TASK DETAILS: Report only the number of lines in this material that include the string "title".

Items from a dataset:
####

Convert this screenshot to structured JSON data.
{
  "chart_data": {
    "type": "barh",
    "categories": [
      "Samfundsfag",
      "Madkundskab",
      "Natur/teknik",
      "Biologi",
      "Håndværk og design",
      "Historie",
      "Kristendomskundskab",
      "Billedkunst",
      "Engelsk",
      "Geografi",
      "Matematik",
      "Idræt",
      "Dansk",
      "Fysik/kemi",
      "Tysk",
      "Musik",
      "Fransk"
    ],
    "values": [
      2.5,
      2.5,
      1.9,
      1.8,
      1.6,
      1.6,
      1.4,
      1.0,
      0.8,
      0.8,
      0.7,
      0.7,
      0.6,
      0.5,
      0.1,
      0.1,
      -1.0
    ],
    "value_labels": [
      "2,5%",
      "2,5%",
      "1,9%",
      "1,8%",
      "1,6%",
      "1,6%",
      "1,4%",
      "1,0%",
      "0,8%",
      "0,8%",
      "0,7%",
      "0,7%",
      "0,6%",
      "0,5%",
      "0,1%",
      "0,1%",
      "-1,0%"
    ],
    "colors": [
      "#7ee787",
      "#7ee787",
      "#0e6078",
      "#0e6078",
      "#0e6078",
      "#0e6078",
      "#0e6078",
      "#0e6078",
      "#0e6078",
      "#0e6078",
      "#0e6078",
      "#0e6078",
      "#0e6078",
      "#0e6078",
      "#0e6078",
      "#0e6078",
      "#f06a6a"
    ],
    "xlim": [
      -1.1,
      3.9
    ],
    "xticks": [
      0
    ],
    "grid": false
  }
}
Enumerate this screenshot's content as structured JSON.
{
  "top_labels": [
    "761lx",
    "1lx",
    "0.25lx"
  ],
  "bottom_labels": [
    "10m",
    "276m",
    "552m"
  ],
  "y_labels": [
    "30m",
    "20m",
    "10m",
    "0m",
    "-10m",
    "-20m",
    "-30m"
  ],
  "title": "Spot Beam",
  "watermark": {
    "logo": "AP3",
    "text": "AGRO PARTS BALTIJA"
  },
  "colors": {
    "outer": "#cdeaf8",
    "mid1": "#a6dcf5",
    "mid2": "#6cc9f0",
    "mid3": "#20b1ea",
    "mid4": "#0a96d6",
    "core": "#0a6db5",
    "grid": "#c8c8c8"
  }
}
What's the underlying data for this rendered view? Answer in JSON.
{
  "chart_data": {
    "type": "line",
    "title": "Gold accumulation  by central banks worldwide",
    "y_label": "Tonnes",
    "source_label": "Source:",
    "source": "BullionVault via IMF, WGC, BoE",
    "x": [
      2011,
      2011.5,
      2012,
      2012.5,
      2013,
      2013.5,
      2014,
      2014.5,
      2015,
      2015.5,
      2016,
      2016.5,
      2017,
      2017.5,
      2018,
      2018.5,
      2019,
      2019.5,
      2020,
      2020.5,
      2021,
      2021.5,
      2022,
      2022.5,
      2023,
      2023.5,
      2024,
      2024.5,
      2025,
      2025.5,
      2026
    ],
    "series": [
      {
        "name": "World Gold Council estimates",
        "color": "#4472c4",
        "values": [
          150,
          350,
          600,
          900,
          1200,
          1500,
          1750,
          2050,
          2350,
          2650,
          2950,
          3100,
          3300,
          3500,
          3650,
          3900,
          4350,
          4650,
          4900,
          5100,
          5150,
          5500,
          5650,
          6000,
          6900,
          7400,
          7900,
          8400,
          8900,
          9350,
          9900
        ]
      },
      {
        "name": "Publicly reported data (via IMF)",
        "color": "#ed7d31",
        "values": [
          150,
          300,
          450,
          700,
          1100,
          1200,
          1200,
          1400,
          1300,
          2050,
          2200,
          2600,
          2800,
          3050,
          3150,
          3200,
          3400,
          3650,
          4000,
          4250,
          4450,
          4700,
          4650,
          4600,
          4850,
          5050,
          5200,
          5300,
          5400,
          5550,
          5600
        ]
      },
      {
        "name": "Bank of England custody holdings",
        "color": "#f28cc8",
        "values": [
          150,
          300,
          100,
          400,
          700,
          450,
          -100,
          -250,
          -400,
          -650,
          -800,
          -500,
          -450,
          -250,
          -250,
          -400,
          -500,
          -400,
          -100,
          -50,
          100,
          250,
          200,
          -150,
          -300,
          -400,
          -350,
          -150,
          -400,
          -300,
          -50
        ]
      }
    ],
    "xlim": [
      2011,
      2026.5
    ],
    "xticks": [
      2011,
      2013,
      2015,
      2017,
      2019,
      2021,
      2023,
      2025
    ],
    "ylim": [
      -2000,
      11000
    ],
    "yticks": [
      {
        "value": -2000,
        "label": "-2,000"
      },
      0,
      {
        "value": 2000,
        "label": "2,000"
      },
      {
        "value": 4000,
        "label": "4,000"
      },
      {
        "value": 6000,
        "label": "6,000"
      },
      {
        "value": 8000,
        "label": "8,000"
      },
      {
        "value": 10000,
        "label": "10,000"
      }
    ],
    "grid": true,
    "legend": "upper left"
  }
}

####

REPLY: 2